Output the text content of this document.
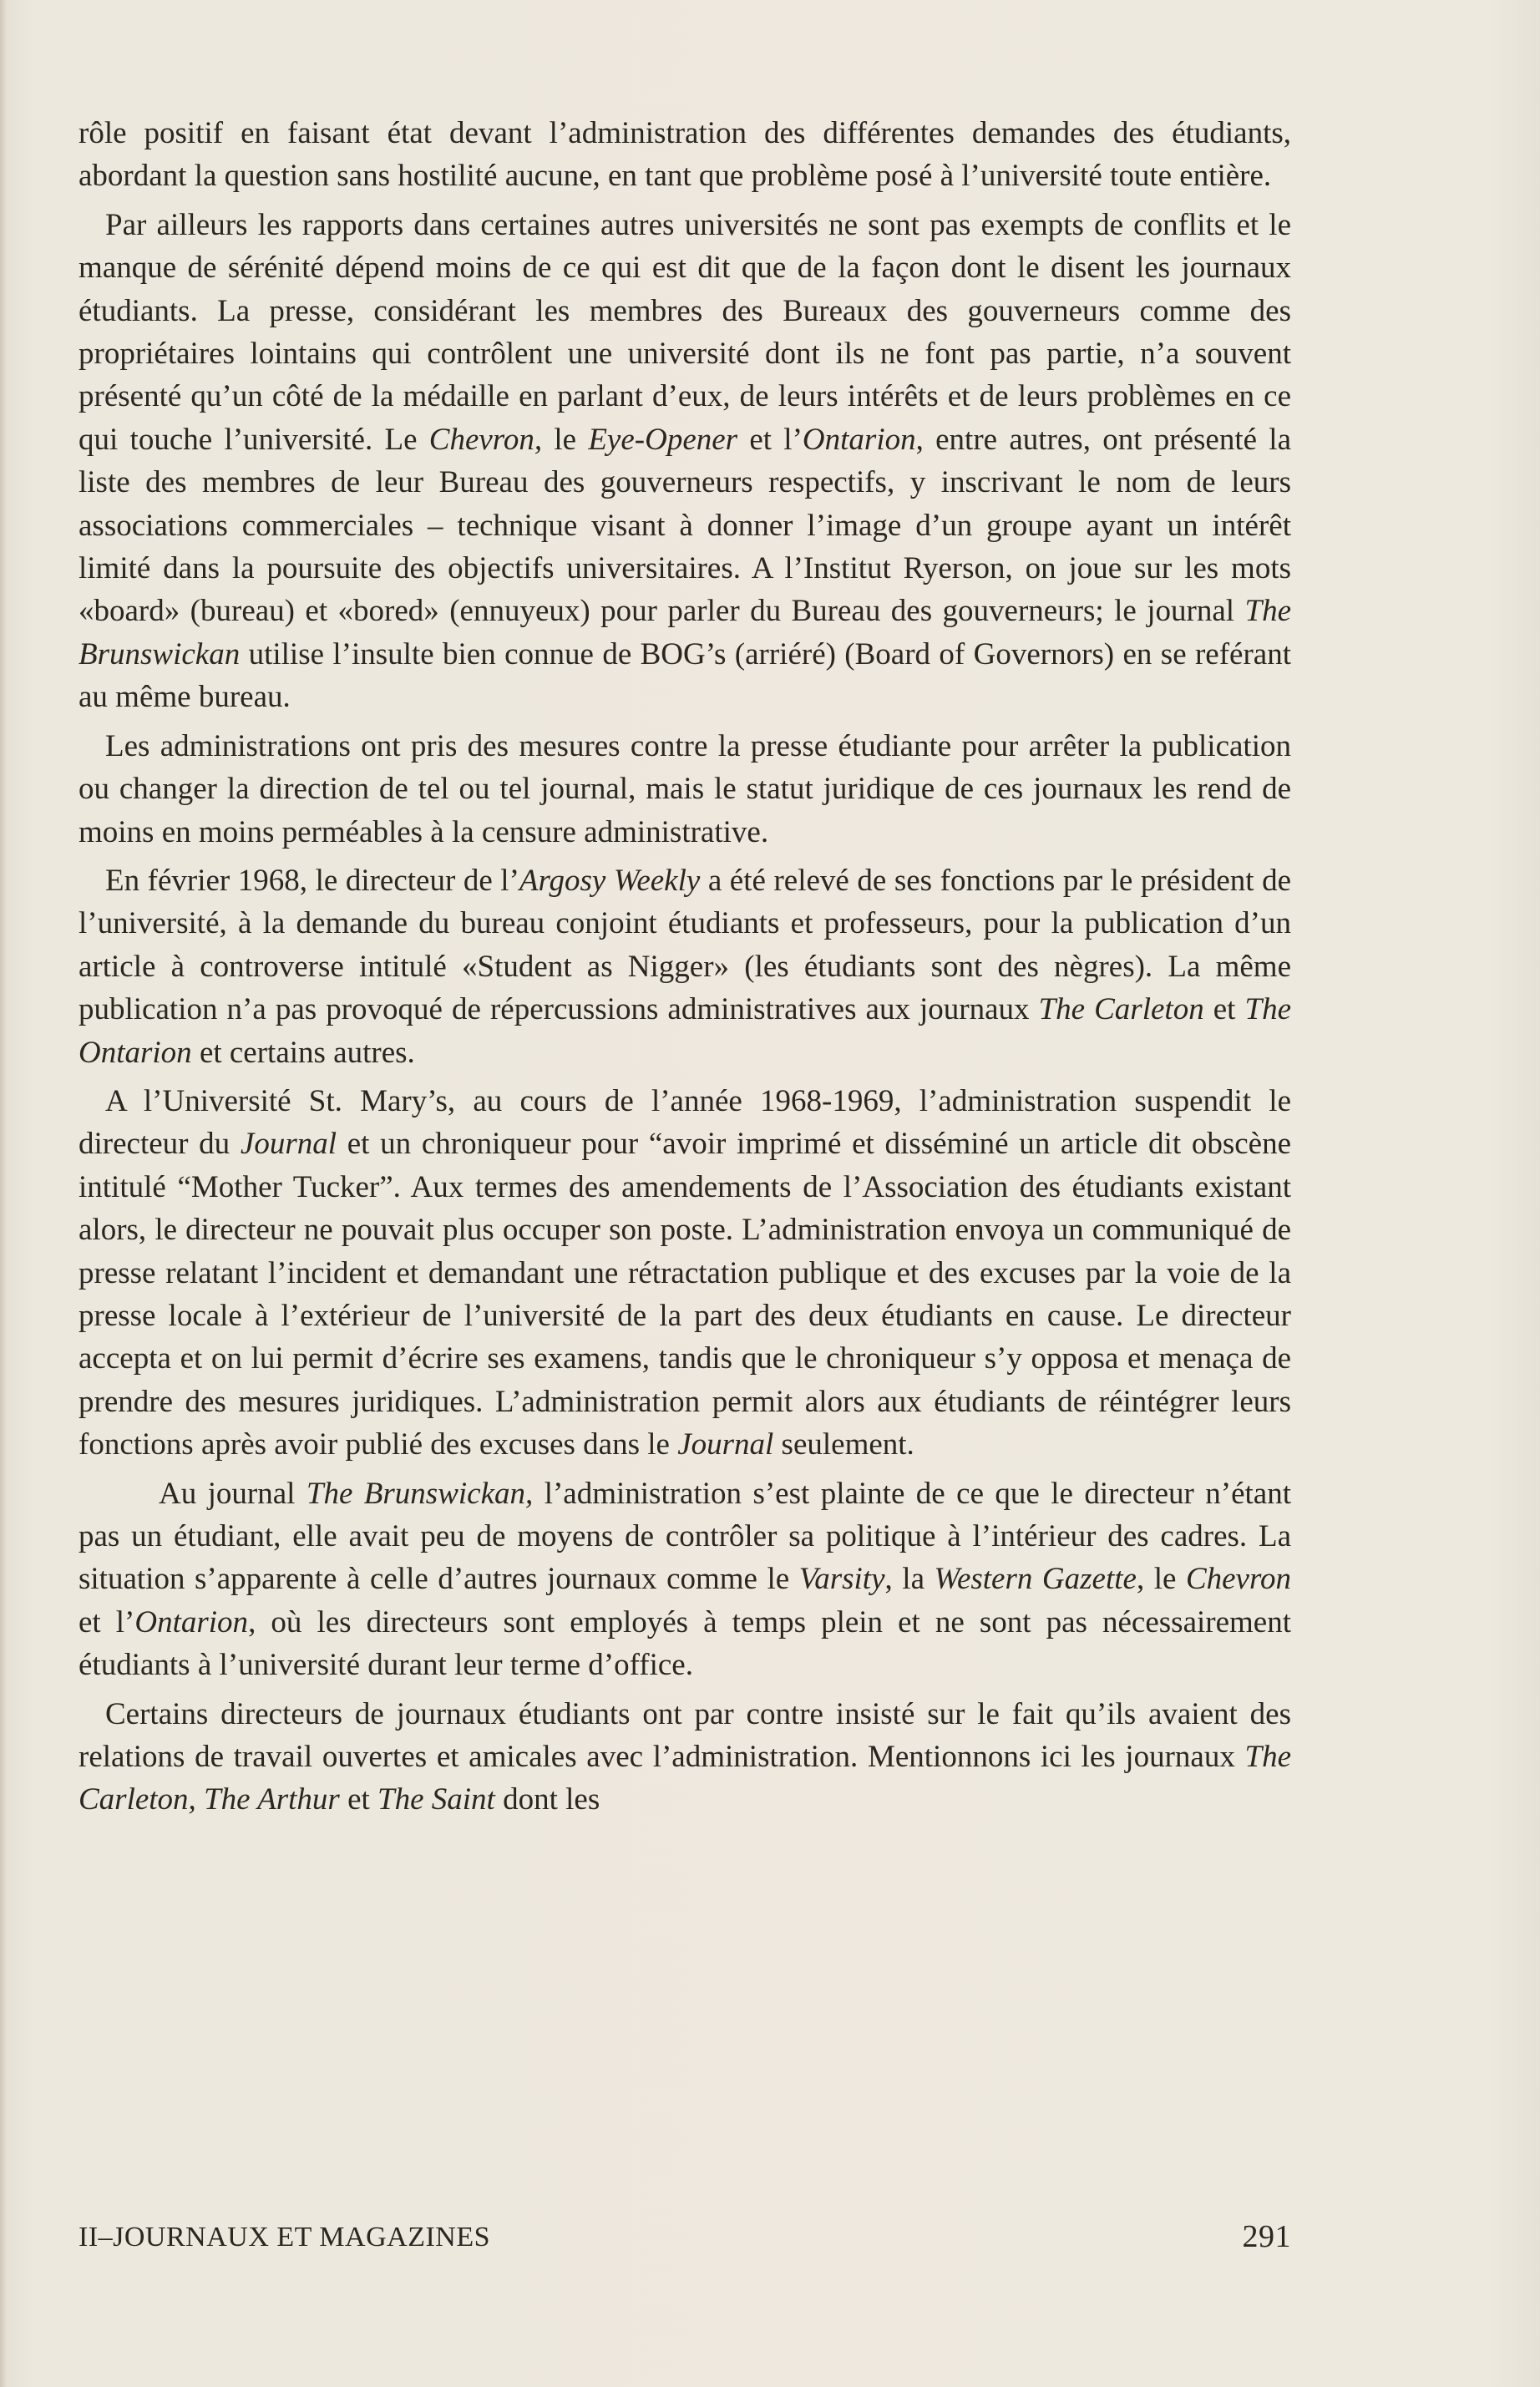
rôle positif en faisant état devant l’administration des différentes demandes des étudiants, abordant la question sans hostilité aucune, en tant que problème posé à l’université toute entière.

Par ailleurs les rapports dans certaines autres universités ne sont pas exempts de conflits et le manque de sérénité dépend moins de ce qui est dit que de la façon dont le disent les journaux étudiants. La presse, considérant les membres des Bureaux des gouverneurs comme des propriétaires lointains qui contrôlent une université dont ils ne font pas partie, n’a souvent présenté qu’un côté de la médaille en parlant d’eux, de leurs intérêts et de leurs problèmes en ce qui touche l’université. Le Chevron, le Eye-Opener et l’Ontarion, entre autres, ont présenté la liste des membres de leur Bureau des gouverneurs respectifs, y inscrivant le nom de leurs associations commerciales – technique visant à donner l’image d’un groupe ayant un intérêt limité dans la poursuite des objectifs universitaires. A l’Institut Ryerson, on joue sur les mots «board» (bureau) et «bored» (ennuyeux) pour parler du Bureau des gouverneurs; le journal The Brunswickan utilise l’insulte bien connue de BOG’s (arriéré) (Board of Governors) en se reférant au même bureau.

Les administrations ont pris des mesures contre la presse étudiante pour arrêter la publication ou changer la direction de tel ou tel journal, mais le statut juridique de ces journaux les rend de moins en moins perméables à la censure administrative.

En février 1968, le directeur de l’Argosy Weekly a été relevé de ses fonctions par le président de l’université, à la demande du bureau conjoint étudiants et professeurs, pour la publication d’un article à controverse intitulé «Student as Nigger» (les étudiants sont des nègres). La même publication n’a pas provoqué de répercussions administratives aux journaux The Carleton et The Ontarion et certains autres.

A l’Université St. Mary’s, au cours de l’année 1968-1969, l’administration suspendit le directeur du Journal et un chroniqueur pour “avoir imprimé et disséminé un article dit obscène intitulé “Mother Tucker”. Aux termes des amendements de l’Association des étudiants existant alors, le directeur ne pouvait plus occuper son poste. L’administration envoya un communiqué de presse relatant l’incident et demandant une rétractation publique et des excuses par la voie de la presse locale à l’extérieur de l’université de la part des deux étudiants en cause. Le directeur accepta et on lui permit d’écrire ses examens, tandis que le chroniqueur s’y opposa et menaça de prendre des mesures juridiques. L’administration permit alors aux étudiants de réintégrer leurs fonctions après avoir publié des excuses dans le Journal seulement.

Au journal The Brunswickan, l’administration s’est plainte de ce que le directeur n’étant pas un étudiant, elle avait peu de moyens de contrôler sa politique à l’intérieur des cadres. La situation s’apparente à celle d’autres journaux comme le Varsity, la Western Gazette, le Chevron et l’Ontarion, où les directeurs sont employés à temps plein et ne sont pas nécessairement étudiants à l’université durant leur terme d’office.

Certains directeurs de journaux étudiants ont par contre insisté sur le fait qu’ils avaient des relations de travail ouvertes et amicales avec l’administration. Mentionnons ici les journaux The Carleton, The Arthur et The Saint dont les

II–JOURNAUX ET MAGAZINES	291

------------

Determine how many lines in the data above contain the string "fonctions". Give nothing except the number.

2